▶ _任务说明 a_:
下面三种说法是否与这篇LeetCode题解相符？(i) 第86题的做法要求最后把preG.next置为None；(ii) 第2题没有使用Dummy Node技术；(iii) 第2题用carry来保存进位。请逐条回答“是”或“否”，并原文引用题解中起决定作用的字句。

▶ _文档_:

§ §

LeetCode #86 #2 #445 2018-08-08

86. Partition List

https://leetcode.com/problems/partition-list/description/

这道题要求值小于x的结点必须出现在值大于等于x的结点左面。所以我们构造2个链表less和more来分别存储这两种结点，最后组合一下即可。注意，最后需要将preG.next置为None，不然会出现错误。
代码如下：

# Definition for singly-linked list.
# class ListNode:
#     def __init__(self, x):
#         self.val = x
#         self.next = None

class Solution:
    def partition(self, head, x):
        """
        :type head: ListNode
        :type x: int
        :rtype: ListNode
        """
        dummyG = preG = ListNode(0)
        dummyL = preL = ListNode(0)
        while head:
            next = head.next
            head.next = None
            if head.val < x:
                preL.next = head
                preL = preL.next
            else:
                preG.next = head
                preG = preG.next
            head = next
        preL.next = dummyG.next
        preG.next = None
        return dummyL.next

2. Add Two Numbers

https://leetcode.com/problems/add-two-numbers/description/

这道题由于要构造一个新的链表来表示求和的结果，所以我们依然使用Dummy Node技术。题目比较简单，使用一个carry来保存进位即可。注意，最后如果carry不为0的话，说明还要新建一个结点来保存一个最高位。
代码如下：

# Definition for singly-linked list.
# class ListNode:
#     def __init__(self, x):
#         self.val = x
#         self.next = None

class Solution:
    def addTwoNumbers(self, l1, l2):
        """
        :type l1: ListNode
        :type l2: ListNode
        :rtype: ListNode
        """
        if not l1:
            return l2
        if not l2:
            return l1
        dummy = pre = ListNode(0)
        carry = 0
        while l1 and l2:
            digit = l1.val + l2.val + carry
            carry = digit // 10
            digit = digit % 10
            cur = ListNode(digit)

§ §

▶ _输入数据_:
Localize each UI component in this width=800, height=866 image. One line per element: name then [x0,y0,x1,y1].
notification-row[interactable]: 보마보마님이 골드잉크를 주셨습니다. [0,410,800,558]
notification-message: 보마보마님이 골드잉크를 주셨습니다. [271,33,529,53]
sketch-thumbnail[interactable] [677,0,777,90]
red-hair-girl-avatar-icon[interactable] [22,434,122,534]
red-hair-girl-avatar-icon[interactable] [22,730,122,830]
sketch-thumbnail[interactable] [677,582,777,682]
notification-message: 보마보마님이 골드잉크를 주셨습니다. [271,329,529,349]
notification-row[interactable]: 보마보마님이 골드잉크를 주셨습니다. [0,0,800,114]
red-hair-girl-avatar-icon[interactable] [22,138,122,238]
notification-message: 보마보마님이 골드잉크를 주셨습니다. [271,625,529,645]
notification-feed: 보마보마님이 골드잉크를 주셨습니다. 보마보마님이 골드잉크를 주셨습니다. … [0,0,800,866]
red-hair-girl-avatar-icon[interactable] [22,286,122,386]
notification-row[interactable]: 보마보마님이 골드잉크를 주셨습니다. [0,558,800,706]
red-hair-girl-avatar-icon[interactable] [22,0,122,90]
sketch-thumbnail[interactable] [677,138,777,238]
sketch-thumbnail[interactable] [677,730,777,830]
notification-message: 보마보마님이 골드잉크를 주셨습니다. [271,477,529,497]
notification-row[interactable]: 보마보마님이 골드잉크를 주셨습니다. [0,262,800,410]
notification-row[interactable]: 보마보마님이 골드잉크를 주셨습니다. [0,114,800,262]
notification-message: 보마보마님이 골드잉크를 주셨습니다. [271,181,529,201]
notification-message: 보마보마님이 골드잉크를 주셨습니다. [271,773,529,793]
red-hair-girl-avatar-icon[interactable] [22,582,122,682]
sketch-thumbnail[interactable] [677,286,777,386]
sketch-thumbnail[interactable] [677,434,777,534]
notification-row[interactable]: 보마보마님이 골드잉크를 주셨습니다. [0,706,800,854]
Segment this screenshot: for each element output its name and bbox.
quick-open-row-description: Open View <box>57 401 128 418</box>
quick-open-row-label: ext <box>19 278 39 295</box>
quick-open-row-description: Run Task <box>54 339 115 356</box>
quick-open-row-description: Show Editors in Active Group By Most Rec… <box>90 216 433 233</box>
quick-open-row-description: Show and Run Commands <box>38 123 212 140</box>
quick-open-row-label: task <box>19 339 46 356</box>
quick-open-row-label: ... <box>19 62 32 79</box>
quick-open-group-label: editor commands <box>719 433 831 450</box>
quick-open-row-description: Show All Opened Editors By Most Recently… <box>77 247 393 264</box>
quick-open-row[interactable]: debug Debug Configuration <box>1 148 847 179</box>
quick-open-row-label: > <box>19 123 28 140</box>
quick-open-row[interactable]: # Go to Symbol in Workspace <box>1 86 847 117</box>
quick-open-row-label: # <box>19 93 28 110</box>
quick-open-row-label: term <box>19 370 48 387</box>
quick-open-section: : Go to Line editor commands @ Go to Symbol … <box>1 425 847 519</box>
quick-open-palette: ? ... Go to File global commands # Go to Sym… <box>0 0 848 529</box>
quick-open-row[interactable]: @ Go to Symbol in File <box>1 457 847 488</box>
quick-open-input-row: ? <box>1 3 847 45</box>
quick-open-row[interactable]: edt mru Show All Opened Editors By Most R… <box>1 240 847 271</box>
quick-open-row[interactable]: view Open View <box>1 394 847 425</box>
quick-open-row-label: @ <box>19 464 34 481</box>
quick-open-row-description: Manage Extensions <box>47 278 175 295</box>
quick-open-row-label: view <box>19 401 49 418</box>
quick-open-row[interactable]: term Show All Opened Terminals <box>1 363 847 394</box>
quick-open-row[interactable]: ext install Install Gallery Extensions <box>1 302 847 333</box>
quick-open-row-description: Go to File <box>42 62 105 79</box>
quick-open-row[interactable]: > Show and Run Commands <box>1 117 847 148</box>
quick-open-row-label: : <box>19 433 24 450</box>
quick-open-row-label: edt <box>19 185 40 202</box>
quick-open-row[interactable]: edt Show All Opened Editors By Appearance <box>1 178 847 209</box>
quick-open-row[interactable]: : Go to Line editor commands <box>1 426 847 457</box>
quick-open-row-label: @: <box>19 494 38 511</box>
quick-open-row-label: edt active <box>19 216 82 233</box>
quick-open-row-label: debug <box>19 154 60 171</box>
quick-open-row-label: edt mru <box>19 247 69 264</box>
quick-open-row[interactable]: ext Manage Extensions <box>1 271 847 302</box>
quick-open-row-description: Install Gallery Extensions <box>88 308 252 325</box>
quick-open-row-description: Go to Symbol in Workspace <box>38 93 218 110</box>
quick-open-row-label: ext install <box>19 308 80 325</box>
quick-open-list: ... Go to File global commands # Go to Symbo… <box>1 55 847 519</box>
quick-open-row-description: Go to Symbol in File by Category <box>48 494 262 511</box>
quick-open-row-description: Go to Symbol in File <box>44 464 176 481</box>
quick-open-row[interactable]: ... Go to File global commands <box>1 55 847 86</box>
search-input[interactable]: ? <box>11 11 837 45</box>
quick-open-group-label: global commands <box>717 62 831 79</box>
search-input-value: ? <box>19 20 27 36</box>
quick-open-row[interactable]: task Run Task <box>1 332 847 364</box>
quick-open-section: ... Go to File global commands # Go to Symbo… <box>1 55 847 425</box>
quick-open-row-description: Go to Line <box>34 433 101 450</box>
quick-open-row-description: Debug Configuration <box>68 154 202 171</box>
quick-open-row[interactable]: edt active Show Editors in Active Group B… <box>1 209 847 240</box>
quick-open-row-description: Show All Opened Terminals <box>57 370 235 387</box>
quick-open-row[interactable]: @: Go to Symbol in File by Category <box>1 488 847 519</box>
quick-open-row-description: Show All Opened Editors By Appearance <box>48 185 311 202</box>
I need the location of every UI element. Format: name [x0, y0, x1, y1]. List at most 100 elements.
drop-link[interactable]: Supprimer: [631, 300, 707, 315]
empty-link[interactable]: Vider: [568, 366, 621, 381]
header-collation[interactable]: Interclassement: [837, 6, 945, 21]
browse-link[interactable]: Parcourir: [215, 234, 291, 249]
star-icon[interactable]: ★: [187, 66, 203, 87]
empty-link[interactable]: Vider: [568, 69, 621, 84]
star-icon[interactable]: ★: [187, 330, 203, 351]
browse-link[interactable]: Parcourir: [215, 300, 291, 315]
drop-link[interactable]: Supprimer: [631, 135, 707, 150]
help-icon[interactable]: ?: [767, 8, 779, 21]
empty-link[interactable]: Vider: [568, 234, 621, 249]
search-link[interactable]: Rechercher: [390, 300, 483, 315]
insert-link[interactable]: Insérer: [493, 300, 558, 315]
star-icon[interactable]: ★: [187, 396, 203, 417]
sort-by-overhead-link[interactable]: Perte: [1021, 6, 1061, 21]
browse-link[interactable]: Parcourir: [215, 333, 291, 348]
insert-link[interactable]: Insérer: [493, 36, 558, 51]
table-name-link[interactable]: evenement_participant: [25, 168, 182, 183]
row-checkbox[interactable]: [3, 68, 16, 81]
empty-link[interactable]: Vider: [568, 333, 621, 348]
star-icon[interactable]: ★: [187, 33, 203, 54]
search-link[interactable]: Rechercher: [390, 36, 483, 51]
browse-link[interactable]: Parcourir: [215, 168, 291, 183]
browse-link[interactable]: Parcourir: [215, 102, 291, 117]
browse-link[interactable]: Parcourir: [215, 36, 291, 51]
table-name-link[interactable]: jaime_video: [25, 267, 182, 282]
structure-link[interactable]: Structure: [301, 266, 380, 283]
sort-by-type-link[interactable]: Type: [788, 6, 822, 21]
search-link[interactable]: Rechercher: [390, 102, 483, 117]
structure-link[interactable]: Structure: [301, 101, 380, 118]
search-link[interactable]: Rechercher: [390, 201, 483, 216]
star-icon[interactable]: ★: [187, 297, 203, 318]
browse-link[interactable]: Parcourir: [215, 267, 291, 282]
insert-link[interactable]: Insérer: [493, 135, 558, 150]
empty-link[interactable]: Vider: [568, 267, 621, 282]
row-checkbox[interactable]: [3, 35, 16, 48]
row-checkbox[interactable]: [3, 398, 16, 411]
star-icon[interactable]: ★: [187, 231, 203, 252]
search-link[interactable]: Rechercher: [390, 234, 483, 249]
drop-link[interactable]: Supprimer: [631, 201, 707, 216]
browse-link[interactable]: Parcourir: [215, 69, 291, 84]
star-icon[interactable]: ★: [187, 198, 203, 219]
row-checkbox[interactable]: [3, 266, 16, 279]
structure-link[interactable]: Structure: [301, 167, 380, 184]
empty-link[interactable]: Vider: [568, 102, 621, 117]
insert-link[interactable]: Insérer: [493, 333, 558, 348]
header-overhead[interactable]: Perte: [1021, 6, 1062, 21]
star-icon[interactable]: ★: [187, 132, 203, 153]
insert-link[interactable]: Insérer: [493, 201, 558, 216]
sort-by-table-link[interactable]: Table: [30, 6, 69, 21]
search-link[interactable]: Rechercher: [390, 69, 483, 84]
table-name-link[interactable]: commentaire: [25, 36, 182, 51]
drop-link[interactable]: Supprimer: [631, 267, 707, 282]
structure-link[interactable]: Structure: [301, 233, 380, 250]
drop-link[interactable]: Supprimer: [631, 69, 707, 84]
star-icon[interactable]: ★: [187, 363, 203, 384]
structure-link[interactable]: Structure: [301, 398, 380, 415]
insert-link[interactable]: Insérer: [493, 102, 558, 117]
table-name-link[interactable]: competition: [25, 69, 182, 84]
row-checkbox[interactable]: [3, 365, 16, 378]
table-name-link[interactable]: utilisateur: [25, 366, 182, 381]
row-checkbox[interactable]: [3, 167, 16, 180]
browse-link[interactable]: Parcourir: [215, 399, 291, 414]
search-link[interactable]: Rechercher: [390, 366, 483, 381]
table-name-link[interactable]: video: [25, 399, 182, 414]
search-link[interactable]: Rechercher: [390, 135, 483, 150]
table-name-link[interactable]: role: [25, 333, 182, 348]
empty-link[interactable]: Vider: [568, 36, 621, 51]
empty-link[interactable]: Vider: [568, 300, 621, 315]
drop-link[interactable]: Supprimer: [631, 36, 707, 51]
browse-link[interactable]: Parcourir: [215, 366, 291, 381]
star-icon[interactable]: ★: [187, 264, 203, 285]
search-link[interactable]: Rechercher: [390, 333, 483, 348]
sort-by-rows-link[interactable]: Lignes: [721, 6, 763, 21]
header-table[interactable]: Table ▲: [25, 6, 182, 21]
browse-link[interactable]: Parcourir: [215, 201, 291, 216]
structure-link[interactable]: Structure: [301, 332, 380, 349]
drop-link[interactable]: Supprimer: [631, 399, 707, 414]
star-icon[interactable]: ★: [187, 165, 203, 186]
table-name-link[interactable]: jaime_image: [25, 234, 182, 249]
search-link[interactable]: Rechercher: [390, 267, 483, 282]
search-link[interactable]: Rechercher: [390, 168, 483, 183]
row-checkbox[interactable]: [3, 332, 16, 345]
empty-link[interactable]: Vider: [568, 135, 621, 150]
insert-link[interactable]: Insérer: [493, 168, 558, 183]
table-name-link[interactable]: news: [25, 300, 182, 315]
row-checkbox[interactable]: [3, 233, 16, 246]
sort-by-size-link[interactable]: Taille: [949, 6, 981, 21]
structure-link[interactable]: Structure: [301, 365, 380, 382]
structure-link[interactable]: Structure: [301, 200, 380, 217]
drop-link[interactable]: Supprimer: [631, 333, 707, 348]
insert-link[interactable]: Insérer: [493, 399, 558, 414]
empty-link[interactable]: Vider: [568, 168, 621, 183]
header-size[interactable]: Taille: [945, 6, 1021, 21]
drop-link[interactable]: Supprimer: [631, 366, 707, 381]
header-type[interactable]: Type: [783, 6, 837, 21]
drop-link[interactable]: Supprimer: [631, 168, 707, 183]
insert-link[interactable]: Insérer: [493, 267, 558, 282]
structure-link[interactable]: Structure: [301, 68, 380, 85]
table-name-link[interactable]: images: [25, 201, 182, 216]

§ §

▶ _任务说明 b_:
请抄写记录中从开头一直到包含“notification-feed: 보마보마님이 골드잉크를”的那一行为止的全部内容，首尾两行都要包括。

▶ _参考解答 a_:
(i) 是：“注意，最后需要将preG.next置为None，不然会出现错误。”
(ii) 否：“所以我们依然使用Dummy Node技术”
(iii) 是：“使用一个carry来保存进位即可”

▶ _参考解答 b_:
Localize each UI component in this width=800, height=866 image. One line per element: name then [x0,y0,x1,y1].
notification-row[interactable]: 보마보마님이 골드잉크를 주셨습니다. [0,410,800,558]
notification-message: 보마보마님이 골드잉크를 주셨습니다. [271,33,529,53]
sketch-thumbnail[interactable] [677,0,777,90]
red-hair-girl-avatar-icon[interactable] [22,434,122,534]
red-hair-girl-avatar-icon[interactable] [22,730,122,830]
sketch-thumbnail[interactable] [677,582,777,682]
notification-message: 보마보마님이 골드잉크를 주셨습니다. [271,329,529,349]
notification-row[interactable]: 보마보마님이 골드잉크를 주셨습니다. [0,0,800,114]
red-hair-girl-avatar-icon[interactable] [22,138,122,238]
notification-message: 보마보마님이 골드잉크를 주셨습니다. [271,625,529,645]
notification-feed: 보마보마님이 골드잉크를 주셨습니다. 보마보마님이 골드잉크를 주셨습니다. … [0,0,800,866]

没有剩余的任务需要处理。